Exercise brief: Give every entry again, unchanged, and leave its images out.

Input records:
=-=-=-=-=

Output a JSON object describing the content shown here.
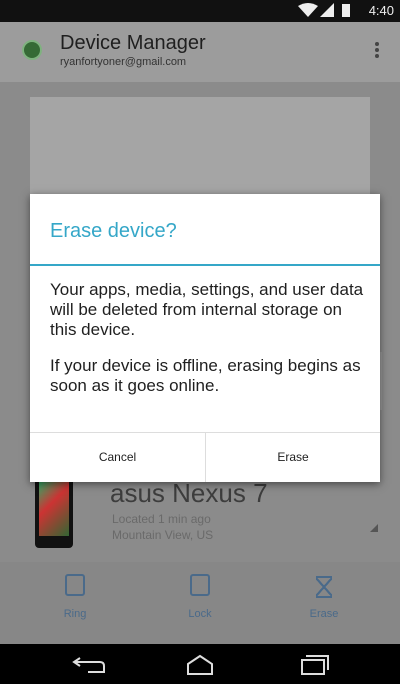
{
  "status_bar": {
    "time": "4:40"
  },
  "app_bar": {
    "title": "Device Manager",
    "account_email": "ryanfortyoner@gmail.com",
    "icons": {
      "logo": "device-manager-logo",
      "overflow": "overflow-menu-icon"
    }
  },
  "device": {
    "name": "asus Nexus 7",
    "last_located": "Located 1 min ago",
    "location": "Mountain View, US"
  },
  "actions": [
    {
      "label": "Ring",
      "icon": "ring-icon"
    },
    {
      "label": "Lock",
      "icon": "lock-icon"
    },
    {
      "label": "Erase",
      "icon": "erase-icon"
    }
  ],
  "dialog": {
    "title": "Erase device?",
    "paragraphs": [
      "Your apps, media, settings, and user data will be deleted from internal storage on this device.",
      "If your device is offline, erasing begins as soon as it goes online."
    ],
    "cancel_label": "Cancel",
    "confirm_label": "Erase"
  },
  "colors": {
    "accent": "#35a7c8",
    "action": "#4a6a8a"
  }
}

=-=-=-=-=

Exercise answer:
Output a JSON object describing the content shown here.
{
  "status_bar": {
    "time": "4:40"
  },
  "app_bar": {
    "title": "Device Manager",
    "account_email": "ryanfortyoner@gmail.com",
    "icons": {
      "logo": "device-manager-logo",
      "overflow": "overflow-menu-icon"
    }
  },
  "device": {
    "name": "asus Nexus 7",
    "last_located": "Located 1 min ago",
    "location": "Mountain View, US"
  },
  "actions": [
    {
      "label": "Ring",
      "icon": "ring-icon"
    },
    {
      "label": "Lock",
      "icon": "lock-icon"
    },
    {
      "label": "Erase",
      "icon": "erase-icon"
    }
  ],
  "dialog": {
    "title": "Erase device?",
    "paragraphs": [
      "Your apps, media, settings, and user data will be deleted from internal storage on this device.",
      "If your device is offline, erasing begins as soon as it goes online."
    ],
    "cancel_label": "Cancel",
    "confirm_label": "Erase"
  },
  "colors": {
    "accent": "#35a7c8",
    "action": "#4a6a8a"
  }
}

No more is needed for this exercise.